Given request. Return each line that holds the word "NZDJPY".
##### Material provided #####
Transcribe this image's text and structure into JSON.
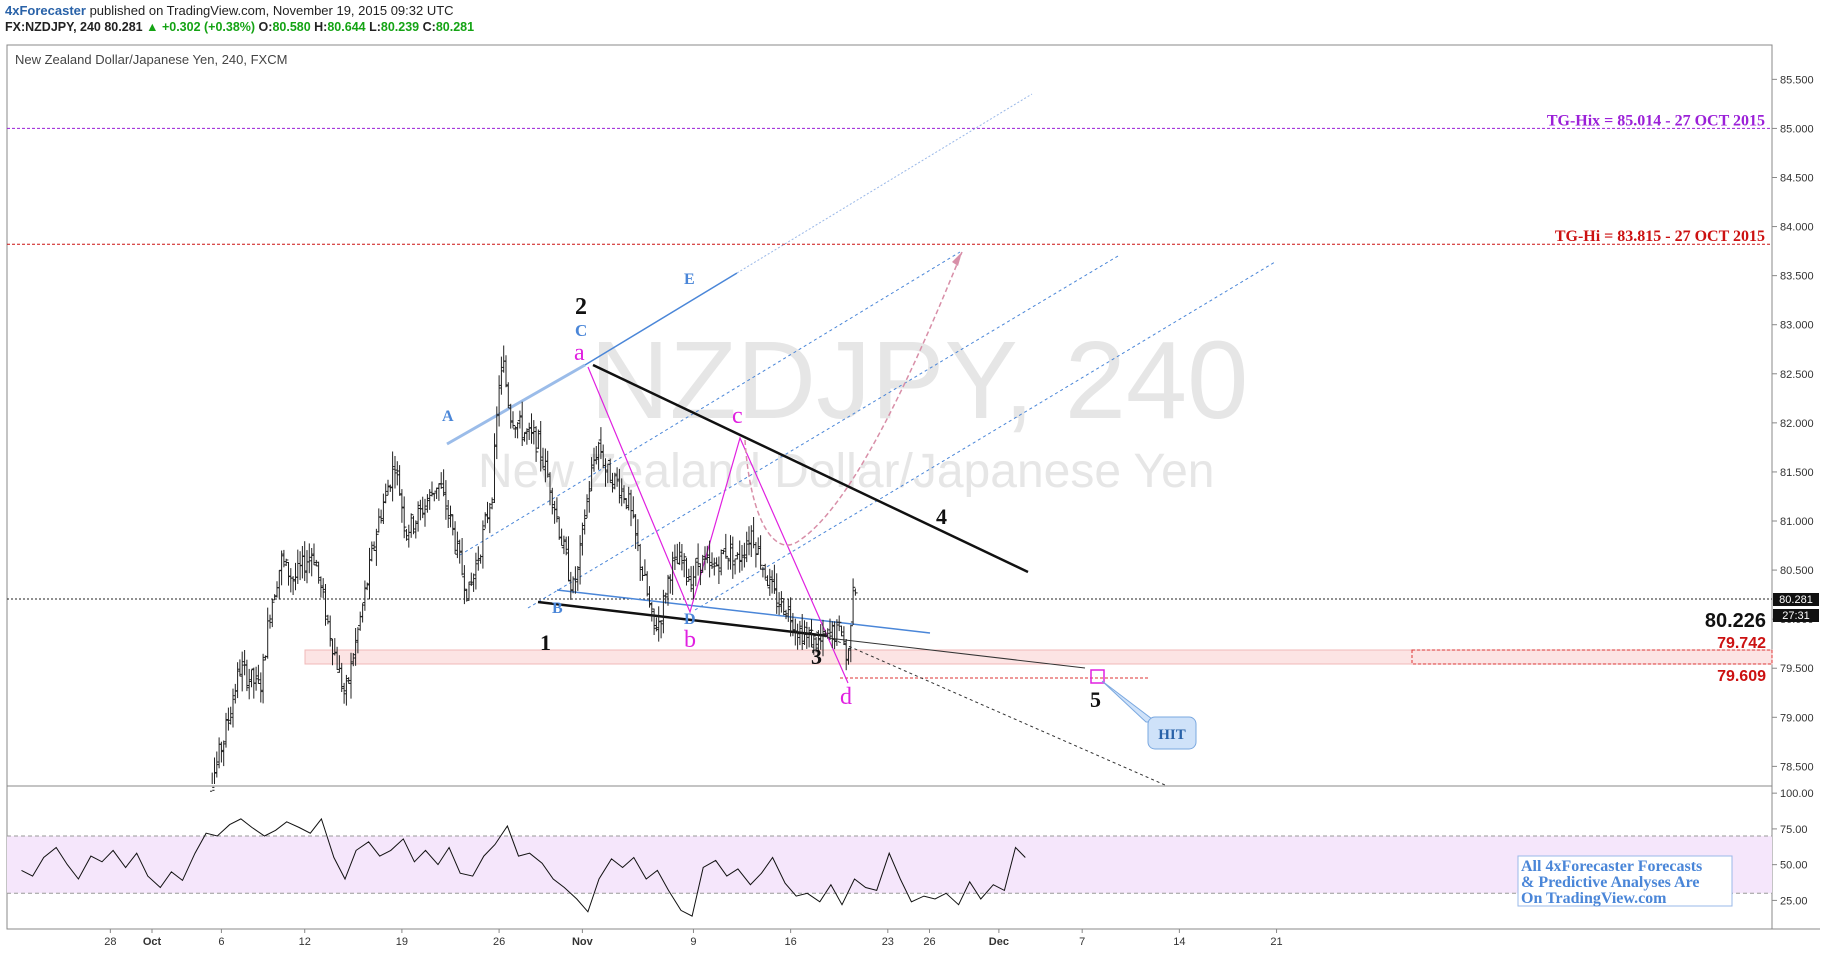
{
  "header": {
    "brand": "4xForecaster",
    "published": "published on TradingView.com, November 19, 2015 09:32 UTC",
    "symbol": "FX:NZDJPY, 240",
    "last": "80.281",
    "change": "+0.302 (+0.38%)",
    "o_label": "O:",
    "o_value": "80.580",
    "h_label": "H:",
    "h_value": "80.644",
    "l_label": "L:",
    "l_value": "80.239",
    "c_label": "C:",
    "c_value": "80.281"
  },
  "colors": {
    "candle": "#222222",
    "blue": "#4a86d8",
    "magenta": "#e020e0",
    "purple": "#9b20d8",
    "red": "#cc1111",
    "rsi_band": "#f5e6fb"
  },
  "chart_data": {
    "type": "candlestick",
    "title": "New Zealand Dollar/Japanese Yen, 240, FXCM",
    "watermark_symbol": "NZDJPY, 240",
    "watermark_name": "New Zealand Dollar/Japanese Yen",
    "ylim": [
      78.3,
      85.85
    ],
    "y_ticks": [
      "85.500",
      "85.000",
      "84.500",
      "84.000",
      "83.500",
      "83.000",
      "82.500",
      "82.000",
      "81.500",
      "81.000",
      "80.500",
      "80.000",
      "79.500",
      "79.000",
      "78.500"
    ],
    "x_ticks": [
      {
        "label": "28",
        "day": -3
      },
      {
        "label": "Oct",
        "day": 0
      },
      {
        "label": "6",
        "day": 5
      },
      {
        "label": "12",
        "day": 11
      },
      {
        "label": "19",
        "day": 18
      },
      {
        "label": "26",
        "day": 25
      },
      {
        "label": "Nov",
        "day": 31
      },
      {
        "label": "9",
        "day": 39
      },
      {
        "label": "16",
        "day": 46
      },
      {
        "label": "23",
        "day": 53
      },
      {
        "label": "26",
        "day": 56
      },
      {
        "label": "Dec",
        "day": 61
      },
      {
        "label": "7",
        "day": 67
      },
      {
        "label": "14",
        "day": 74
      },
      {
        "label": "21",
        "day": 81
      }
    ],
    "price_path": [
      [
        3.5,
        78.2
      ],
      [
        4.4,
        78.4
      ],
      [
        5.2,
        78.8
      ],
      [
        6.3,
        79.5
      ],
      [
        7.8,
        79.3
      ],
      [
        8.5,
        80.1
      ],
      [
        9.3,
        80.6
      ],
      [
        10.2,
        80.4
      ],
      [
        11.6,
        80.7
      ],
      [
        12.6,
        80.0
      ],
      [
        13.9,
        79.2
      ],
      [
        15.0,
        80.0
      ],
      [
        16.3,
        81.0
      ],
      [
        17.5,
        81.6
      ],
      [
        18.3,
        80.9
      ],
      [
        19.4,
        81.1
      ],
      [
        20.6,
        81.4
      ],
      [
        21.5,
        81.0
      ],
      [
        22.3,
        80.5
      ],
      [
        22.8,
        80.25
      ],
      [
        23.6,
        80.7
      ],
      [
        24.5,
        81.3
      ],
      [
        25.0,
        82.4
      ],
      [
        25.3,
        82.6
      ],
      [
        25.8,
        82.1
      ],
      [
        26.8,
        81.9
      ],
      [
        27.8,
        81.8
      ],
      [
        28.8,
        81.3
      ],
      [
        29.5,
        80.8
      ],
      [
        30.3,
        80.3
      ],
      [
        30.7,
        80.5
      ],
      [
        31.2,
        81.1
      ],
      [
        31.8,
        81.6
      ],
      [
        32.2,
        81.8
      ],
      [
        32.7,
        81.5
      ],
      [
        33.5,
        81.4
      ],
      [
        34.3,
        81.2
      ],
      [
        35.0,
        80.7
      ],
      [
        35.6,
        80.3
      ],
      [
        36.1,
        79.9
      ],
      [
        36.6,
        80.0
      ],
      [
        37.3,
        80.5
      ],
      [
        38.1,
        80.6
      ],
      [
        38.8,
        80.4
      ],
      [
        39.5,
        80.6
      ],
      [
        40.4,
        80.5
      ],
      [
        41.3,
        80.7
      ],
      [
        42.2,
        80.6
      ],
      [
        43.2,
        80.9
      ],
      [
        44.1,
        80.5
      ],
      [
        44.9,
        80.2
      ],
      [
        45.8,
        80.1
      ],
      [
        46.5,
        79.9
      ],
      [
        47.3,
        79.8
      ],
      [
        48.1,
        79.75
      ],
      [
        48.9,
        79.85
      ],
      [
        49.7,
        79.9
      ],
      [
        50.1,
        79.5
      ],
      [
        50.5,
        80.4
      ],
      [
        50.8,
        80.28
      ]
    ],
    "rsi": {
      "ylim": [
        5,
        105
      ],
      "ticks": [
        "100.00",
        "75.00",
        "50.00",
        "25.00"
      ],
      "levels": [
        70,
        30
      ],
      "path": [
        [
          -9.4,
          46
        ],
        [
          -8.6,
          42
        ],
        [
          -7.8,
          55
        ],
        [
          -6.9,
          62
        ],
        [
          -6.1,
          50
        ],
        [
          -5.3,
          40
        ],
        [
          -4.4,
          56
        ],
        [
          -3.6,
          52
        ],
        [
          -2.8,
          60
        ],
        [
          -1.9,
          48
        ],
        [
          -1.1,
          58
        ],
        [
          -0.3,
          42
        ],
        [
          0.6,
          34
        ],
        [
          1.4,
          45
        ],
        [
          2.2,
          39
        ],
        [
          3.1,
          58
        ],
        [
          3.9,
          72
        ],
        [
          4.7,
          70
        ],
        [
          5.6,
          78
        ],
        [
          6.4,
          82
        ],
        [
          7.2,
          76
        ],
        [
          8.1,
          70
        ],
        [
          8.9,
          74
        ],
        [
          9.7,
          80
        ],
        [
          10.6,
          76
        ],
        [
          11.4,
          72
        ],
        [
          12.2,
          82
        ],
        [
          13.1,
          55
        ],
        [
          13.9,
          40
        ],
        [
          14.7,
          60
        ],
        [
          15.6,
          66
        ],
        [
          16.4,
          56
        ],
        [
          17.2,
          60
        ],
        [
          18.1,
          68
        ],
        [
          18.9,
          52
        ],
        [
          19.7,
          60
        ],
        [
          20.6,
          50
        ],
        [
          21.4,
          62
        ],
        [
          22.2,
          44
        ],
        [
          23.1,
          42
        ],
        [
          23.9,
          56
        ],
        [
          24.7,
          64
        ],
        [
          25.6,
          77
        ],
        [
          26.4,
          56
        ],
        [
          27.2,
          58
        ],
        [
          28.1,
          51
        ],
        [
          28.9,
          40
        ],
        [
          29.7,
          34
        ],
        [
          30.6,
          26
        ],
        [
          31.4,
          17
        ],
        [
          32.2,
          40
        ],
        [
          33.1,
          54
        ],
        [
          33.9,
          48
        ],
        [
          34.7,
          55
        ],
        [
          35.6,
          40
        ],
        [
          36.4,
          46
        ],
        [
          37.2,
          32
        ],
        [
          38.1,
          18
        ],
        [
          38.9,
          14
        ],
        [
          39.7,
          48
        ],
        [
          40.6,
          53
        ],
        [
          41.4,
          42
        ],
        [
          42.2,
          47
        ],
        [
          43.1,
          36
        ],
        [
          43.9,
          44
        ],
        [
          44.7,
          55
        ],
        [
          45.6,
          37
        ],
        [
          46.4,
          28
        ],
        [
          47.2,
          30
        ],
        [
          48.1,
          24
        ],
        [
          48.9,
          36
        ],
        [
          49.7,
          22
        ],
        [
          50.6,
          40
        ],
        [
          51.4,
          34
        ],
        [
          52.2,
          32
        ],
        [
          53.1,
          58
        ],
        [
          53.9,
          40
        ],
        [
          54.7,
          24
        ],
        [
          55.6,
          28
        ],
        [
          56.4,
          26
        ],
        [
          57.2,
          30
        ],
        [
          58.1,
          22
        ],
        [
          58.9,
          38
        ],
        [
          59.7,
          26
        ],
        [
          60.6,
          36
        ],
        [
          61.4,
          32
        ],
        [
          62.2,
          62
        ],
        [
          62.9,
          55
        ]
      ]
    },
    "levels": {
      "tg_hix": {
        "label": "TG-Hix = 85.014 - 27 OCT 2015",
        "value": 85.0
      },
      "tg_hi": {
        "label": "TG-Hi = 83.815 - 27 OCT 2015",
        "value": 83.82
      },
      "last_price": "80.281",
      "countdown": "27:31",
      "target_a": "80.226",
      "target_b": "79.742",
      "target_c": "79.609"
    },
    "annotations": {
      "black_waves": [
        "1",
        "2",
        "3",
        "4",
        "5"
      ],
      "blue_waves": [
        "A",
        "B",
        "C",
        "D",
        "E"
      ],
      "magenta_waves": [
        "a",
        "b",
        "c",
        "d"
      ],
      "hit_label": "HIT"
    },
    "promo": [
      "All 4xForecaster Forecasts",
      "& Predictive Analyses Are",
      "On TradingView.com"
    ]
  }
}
#####
Finished exercise.
    "symbol": "FX:NZDJPY, 240",
    "watermark_symbol": "NZDJPY, 240",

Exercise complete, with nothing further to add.